◆ EXERCISE PROMPT:
Write out each line from the data below that includes the word "JSON".

[Chart and figure data]
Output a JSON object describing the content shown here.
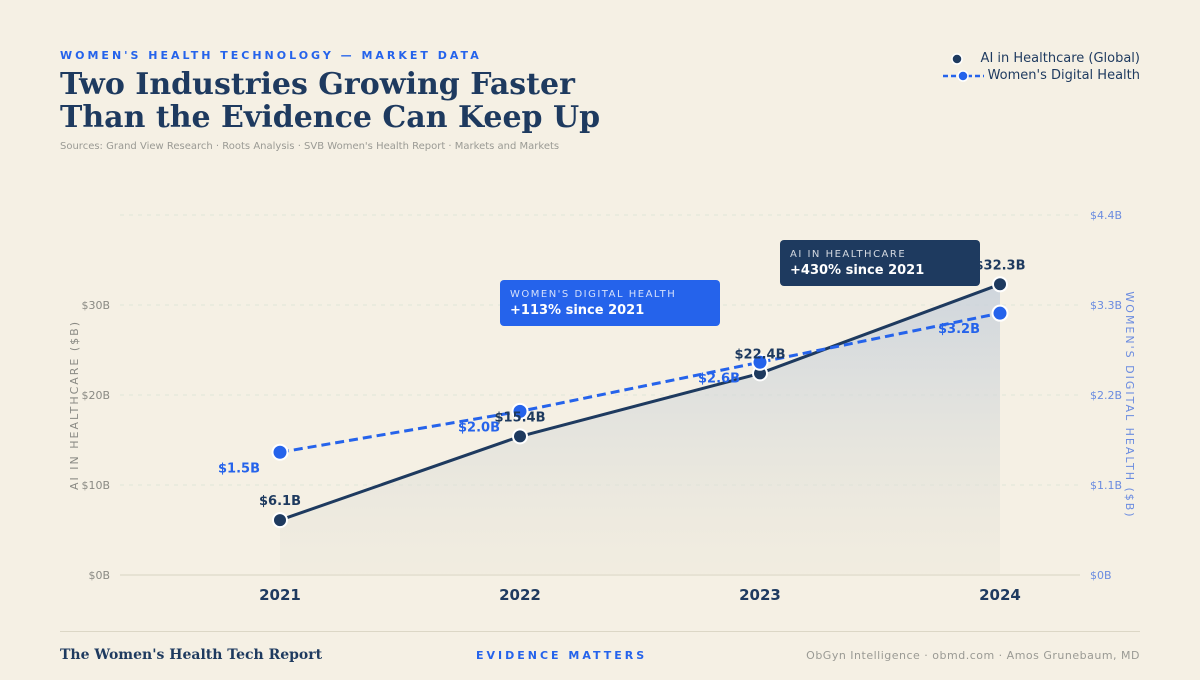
{
  "header": {
    "eyebrow": "WOMEN'S HEALTH TECHNOLOGY — MARKET DATA",
    "title_line1": "Two Industries Growing Faster",
    "title_line2": "Than the Evidence Can Keep Up",
    "sources": "Sources: Grand View Research · Roots Analysis · SVB Women's Health Report · Markets and Markets"
  },
  "legend": {
    "ai_label": "AI in Healthcare (Global)",
    "wdh_label": "Women's Digital Health"
  },
  "callouts": {
    "wdh": {
      "label": "WOMEN'S DIGITAL HEALTH",
      "value": "+113% since 2021"
    },
    "ai": {
      "label": "AI IN HEALTHCARE",
      "value": "+430% since 2021"
    }
  },
  "footer": {
    "left": "The Women's Health Tech Report",
    "center": "EVIDENCE MATTERS",
    "right": "ObGyn Intelligence · obmd.com · Amos Grunebaum, MD"
  },
  "colors": {
    "ai": "#1e3a5f",
    "wdh": "#2563eb",
    "background": "#f5f0e4",
    "axis_left": "#8a8a84",
    "axis_right": "#6b8ce0"
  },
  "chart_data": {
    "type": "line",
    "categories": [
      "2021",
      "2022",
      "2023",
      "2024"
    ],
    "series": [
      {
        "name": "AI in Healthcare (Global)",
        "axis": "left",
        "values": [
          6.1,
          15.4,
          22.4,
          32.3
        ],
        "labels": [
          "$6.1B",
          "$15.4B",
          "$22.4B",
          "$32.3B"
        ]
      },
      {
        "name": "Women's Digital Health",
        "axis": "right",
        "values": [
          1.5,
          2.0,
          2.6,
          3.2
        ],
        "labels": [
          "$1.5B",
          "$2.0B",
          "$2.6B",
          "$3.2B"
        ]
      }
    ],
    "left_axis": {
      "label": "AI IN HEALTHCARE ($B)",
      "ticks": [
        0,
        10,
        20,
        30
      ],
      "tick_labels": [
        "$0B",
        "$10B",
        "$20B",
        "$30B"
      ],
      "ylim": [
        0,
        40
      ]
    },
    "right_axis": {
      "label": "WOMEN'S DIGITAL HEALTH ($B)",
      "ticks": [
        0,
        1.1,
        2.2,
        3.3,
        4.4
      ],
      "tick_labels": [
        "$0B",
        "$1.1B",
        "$2.2B",
        "$3.3B",
        "$4.4B"
      ],
      "ylim": [
        0,
        4.4
      ]
    },
    "grid": true
  }
}
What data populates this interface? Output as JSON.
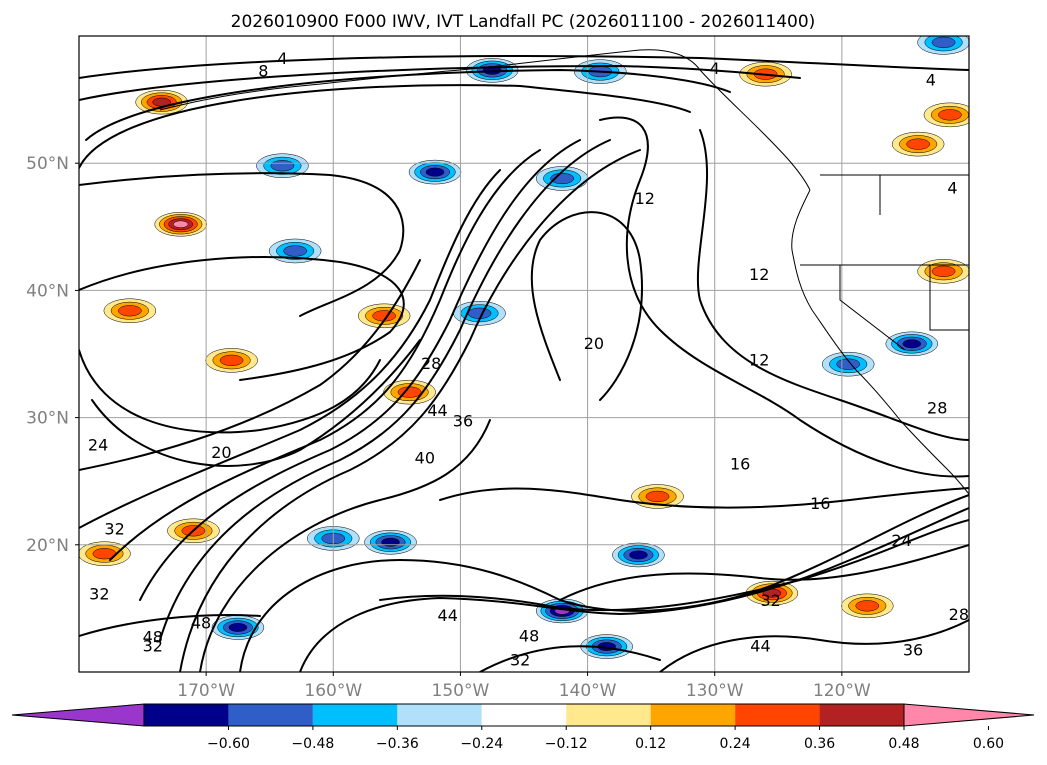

◆ ANSWER TO THE EXERCISE:
Output a JSON object describing the content shown here.
What data populates this interface? Output as JSON.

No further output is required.